Written request ▸ Write out every entry exactly as it stands.

..............................

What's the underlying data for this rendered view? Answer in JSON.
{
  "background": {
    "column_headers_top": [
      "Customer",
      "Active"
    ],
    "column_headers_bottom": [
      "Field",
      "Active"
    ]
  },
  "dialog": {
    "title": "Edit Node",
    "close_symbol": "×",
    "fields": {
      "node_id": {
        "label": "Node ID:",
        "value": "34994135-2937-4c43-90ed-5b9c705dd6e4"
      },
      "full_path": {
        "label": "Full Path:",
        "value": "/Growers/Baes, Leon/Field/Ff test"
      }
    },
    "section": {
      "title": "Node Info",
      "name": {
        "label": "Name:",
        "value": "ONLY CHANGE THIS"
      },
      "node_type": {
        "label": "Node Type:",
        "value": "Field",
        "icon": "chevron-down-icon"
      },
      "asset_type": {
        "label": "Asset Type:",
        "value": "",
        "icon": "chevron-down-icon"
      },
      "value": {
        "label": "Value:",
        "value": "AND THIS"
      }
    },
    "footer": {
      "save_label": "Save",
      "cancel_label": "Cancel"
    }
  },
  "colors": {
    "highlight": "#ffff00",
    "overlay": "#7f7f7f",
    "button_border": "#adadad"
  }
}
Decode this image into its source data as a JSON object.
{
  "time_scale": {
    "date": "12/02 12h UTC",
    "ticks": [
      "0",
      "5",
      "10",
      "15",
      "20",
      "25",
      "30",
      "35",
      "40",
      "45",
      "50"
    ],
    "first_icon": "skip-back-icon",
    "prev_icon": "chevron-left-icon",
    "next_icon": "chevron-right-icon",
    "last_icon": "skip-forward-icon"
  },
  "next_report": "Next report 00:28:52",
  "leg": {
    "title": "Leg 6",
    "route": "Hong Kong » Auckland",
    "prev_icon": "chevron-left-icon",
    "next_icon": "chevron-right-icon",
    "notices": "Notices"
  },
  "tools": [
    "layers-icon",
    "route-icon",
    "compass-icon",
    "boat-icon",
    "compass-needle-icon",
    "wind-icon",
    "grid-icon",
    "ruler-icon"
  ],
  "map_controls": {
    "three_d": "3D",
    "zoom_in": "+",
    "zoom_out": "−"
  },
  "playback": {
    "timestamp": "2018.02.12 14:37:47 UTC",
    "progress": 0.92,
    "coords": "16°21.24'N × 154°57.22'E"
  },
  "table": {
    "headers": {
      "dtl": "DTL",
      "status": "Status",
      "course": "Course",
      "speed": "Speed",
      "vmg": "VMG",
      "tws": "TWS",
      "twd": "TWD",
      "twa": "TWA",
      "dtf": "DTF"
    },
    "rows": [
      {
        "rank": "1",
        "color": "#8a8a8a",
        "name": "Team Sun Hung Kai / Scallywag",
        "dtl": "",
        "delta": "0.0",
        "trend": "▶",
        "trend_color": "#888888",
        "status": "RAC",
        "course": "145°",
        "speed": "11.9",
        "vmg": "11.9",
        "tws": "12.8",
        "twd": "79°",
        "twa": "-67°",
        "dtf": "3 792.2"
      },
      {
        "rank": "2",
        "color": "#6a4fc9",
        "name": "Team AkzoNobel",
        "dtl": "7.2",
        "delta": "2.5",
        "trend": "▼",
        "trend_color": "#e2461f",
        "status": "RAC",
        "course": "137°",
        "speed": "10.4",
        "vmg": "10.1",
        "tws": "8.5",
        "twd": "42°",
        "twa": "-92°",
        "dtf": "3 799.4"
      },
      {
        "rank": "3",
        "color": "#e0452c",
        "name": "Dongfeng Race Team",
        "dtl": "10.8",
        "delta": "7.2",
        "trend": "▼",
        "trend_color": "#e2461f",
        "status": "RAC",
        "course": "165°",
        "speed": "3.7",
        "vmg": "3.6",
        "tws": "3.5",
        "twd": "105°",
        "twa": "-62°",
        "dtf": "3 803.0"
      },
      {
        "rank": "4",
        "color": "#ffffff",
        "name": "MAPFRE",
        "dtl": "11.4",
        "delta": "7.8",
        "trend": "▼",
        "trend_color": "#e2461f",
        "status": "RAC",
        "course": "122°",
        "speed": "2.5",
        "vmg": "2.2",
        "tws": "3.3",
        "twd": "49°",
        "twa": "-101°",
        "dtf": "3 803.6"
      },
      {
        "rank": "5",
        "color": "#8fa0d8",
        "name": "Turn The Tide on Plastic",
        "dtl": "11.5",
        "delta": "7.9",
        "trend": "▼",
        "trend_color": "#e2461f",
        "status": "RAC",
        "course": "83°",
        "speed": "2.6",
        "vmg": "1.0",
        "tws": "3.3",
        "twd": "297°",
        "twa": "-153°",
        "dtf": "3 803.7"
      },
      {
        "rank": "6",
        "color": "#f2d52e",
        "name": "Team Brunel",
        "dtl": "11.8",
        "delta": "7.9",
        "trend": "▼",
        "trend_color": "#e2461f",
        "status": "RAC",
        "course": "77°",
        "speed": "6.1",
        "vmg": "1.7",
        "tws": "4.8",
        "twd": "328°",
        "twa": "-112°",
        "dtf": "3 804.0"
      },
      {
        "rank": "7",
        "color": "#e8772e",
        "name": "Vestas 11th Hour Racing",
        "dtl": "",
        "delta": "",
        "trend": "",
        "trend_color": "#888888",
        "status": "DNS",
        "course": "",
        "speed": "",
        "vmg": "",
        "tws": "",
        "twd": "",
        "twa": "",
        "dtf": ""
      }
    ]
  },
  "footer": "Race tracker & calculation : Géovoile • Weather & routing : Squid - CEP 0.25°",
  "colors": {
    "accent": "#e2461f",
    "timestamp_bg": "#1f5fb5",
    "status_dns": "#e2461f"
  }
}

..............................

Result below ▸
What's the underlying data for this rendered view? Answer in JSON.
{
  "background": {
    "column_headers_top": [
      "Customer",
      "Active"
    ],
    "column_headers_bottom": [
      "Field",
      "Active"
    ]
  },
  "dialog": {
    "title": "Edit Node",
    "close_symbol": "×",
    "fields": {
      "node_id": {
        "label": "Node ID:",
        "value": "34994135-2937-4c43-90ed-5b9c705dd6e4"
      },
      "full_path": {
        "label": "Full Path:",
        "value": "/Growers/Baes, Leon/Field/Ff test"
      }
    },
    "section": {
      "title": "Node Info",
      "name": {
        "label": "Name:",
        "value": "ONLY CHANGE THIS"
      },
      "node_type": {
        "label": "Node Type:",
        "value": "Field",
        "icon": "chevron-down-icon"
      },
      "asset_type": {
        "label": "Asset Type:",
        "value": "",
        "icon": "chevron-down-icon"
      },
      "value": {
        "label": "Value:",
        "value": "AND THIS"
      }
    },
    "footer": {
      "save_label": "Save",
      "cancel_label": "Cancel"
    }
  },
  "colors": {
    "highlight": "#ffff00",
    "overlay": "#7f7f7f",
    "button_border": "#adadad"
  }
}
Decode this image into its source data as a JSON object.
{
  "time_scale": {
    "date": "12/02 12h UTC",
    "ticks": [
      "0",
      "5",
      "10",
      "15",
      "20",
      "25",
      "30",
      "35",
      "40",
      "45",
      "50"
    ],
    "first_icon": "skip-back-icon",
    "prev_icon": "chevron-left-icon",
    "next_icon": "chevron-right-icon",
    "last_icon": "skip-forward-icon"
  },
  "next_report": "Next report 00:28:52",
  "leg": {
    "title": "Leg 6",
    "route": "Hong Kong » Auckland",
    "prev_icon": "chevron-left-icon",
    "next_icon": "chevron-right-icon",
    "notices": "Notices"
  },
  "tools": [
    "layers-icon",
    "route-icon",
    "compass-icon",
    "boat-icon",
    "compass-needle-icon",
    "wind-icon",
    "grid-icon",
    "ruler-icon"
  ],
  "map_controls": {
    "three_d": "3D",
    "zoom_in": "+",
    "zoom_out": "−"
  },
  "playback": {
    "timestamp": "2018.02.12 14:37:47 UTC",
    "progress": 0.92,
    "coords": "16°21.24'N × 154°57.22'E"
  },
  "table": {
    "headers": {
      "dtl": "DTL",
      "status": "Status",
      "course": "Course",
      "speed": "Speed",
      "vmg": "VMG",
      "tws": "TWS",
      "twd": "TWD",
      "twa": "TWA",
      "dtf": "DTF"
    },
    "rows": [
      {
        "rank": "1",
        "color": "#8a8a8a",
        "name": "Team Sun Hung Kai / Scallywag",
        "dtl": "",
        "delta": "0.0",
        "trend": "▶",
        "trend_color": "#888888",
        "status": "RAC",
        "course": "145°",
        "speed": "11.9",
        "vmg": "11.9",
        "tws": "12.8",
        "twd": "79°",
        "twa": "-67°",
        "dtf": "3 792.2"
      },
      {
        "rank": "2",
        "color": "#6a4fc9",
        "name": "Team AkzoNobel",
        "dtl": "7.2",
        "delta": "2.5",
        "trend": "▼",
        "trend_color": "#e2461f",
        "status": "RAC",
        "course": "137°",
        "speed": "10.4",
        "vmg": "10.1",
        "tws": "8.5",
        "twd": "42°",
        "twa": "-92°",
        "dtf": "3 799.4"
      },
      {
        "rank": "3",
        "color": "#e0452c",
        "name": "Dongfeng Race Team",
        "dtl": "10.8",
        "delta": "7.2",
        "trend": "▼",
        "trend_color": "#e2461f",
        "status": "RAC",
        "course": "165°",
        "speed": "3.7",
        "vmg": "3.6",
        "tws": "3.5",
        "twd": "105°",
        "twa": "-62°",
        "dtf": "3 803.0"
      },
      {
        "rank": "4",
        "color": "#ffffff",
        "name": "MAPFRE",
        "dtl": "11.4",
        "delta": "7.8",
        "trend": "▼",
        "trend_color": "#e2461f",
        "status": "RAC",
        "course": "122°",
        "speed": "2.5",
        "vmg": "2.2",
        "tws": "3.3",
        "twd": "49°",
        "twa": "-101°",
        "dtf": "3 803.6"
      },
      {
        "rank": "5",
        "color": "#8fa0d8",
        "name": "Turn The Tide on Plastic",
        "dtl": "11.5",
        "delta": "7.9",
        "trend": "▼",
        "trend_color": "#e2461f",
        "status": "RAC",
        "course": "83°",
        "speed": "2.6",
        "vmg": "1.0",
        "tws": "3.3",
        "twd": "297°",
        "twa": "-153°",
        "dtf": "3 803.7"
      },
      {
        "rank": "6",
        "color": "#f2d52e",
        "name": "Team Brunel",
        "dtl": "11.8",
        "delta": "7.9",
        "trend": "▼",
        "trend_color": "#e2461f",
        "status": "RAC",
        "course": "77°",
        "speed": "6.1",
        "vmg": "1.7",
        "tws": "4.8",
        "twd": "328°",
        "twa": "-112°",
        "dtf": "3 804.0"
      },
      {
        "rank": "7",
        "color": "#e8772e",
        "name": "Vestas 11th Hour Racing",
        "dtl": "",
        "delta": "",
        "trend": "",
        "trend_color": "#888888",
        "status": "DNS",
        "course": "",
        "speed": "",
        "vmg": "",
        "tws": "",
        "twd": "",
        "twa": "",
        "dtf": ""
      }
    ]
  },
  "footer": "Race tracker & calculation : Géovoile • Weather & routing : Squid - CEP 0.25°",
  "colors": {
    "accent": "#e2461f",
    "timestamp_bg": "#1f5fb5",
    "status_dns": "#e2461f"
  }
}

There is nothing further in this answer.